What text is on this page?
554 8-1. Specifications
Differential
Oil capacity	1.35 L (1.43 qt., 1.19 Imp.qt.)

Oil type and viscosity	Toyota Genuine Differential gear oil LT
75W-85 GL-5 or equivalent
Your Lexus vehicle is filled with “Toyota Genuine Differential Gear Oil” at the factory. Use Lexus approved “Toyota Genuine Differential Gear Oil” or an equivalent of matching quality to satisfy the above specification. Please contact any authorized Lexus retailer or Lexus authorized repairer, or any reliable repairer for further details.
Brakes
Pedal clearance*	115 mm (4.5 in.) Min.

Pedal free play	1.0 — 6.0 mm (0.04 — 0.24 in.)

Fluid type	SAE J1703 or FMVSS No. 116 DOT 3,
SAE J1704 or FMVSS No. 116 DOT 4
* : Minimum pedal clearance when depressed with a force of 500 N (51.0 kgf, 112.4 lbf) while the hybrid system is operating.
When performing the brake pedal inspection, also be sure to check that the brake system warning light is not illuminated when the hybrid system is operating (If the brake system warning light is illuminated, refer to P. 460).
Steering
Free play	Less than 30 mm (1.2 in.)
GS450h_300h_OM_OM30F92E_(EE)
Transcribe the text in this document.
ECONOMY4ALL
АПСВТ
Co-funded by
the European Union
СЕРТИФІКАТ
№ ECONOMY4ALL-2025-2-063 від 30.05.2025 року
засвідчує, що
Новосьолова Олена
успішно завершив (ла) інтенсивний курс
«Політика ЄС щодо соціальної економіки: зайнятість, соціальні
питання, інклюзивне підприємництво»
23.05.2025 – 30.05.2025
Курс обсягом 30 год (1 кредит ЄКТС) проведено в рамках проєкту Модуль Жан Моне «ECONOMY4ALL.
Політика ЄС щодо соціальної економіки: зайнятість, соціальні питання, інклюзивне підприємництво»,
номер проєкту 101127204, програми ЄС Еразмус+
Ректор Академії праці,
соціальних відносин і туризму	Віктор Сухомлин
=-=-=-=-=
**What the exercise asks**
Print the material above once more, exactly.

**Output for this exercise**
What text is on this page?
554 8-1. Specifications
Differential
Oil capacity	1.35 L (1.43 qt., 1.19 Imp.qt.)

Oil type and viscosity	Toyota Genuine Differential gear oil LT
75W-85 GL-5 or equivalent
Your Lexus vehicle is filled with “Toyota Genuine Differential Gear Oil” at the factory. Use Lexus approved “Toyota Genuine Differential Gear Oil” or an equivalent of matching quality to satisfy the above specification. Please contact any authorized Lexus retailer or Lexus authorized repairer, or any reliable repairer for further details.
Brakes
Pedal clearance*	115 mm (4.5 in.) Min.

Pedal free play	1.0 — 6.0 mm (0.04 — 0.24 in.)

Fluid type	SAE J1703 or FMVSS No. 116 DOT 3,
SAE J1704 or FMVSS No. 116 DOT 4
* : Minimum pedal clearance when depressed with a force of 500 N (51.0 kgf, 112.4 lbf) while the hybrid system is operating.
When performing the brake pedal inspection, also be sure to check that the brake system warning light is not illuminated when the hybrid system is operating (If the brake system warning light is illuminated, refer to P. 460).
Steering
Free play	Less than 30 mm (1.2 in.)
GS450h_300h_OM_OM30F92E_(EE)
Transcribe the text in this document.
ECONOMY4ALL
АПСВТ
Co-funded by
the European Union
СЕРТИФІКАТ
№ ECONOMY4ALL-2025-2-063 від 30.05.2025 року
засвідчує, що
Новосьолова Олена
успішно завершив (ла) інтенсивний курс
«Політика ЄС щодо соціальної економіки: зайнятість, соціальні
питання, інклюзивне підприємництво»
23.05.2025 – 30.05.2025
Курс обсягом 30 год (1 кредит ЄКТС) проведено в рамках проєкту Модуль Жан Моне «ECONOMY4ALL.
Політика ЄС щодо соціальної економіки: зайнятість, соціальні питання, інклюзивне підприємництво»,
номер проєкту 101127204, програми ЄС Еразмус+
Ректор Академії праці,
соціальних відносин і туризму	Віктор Сухомлин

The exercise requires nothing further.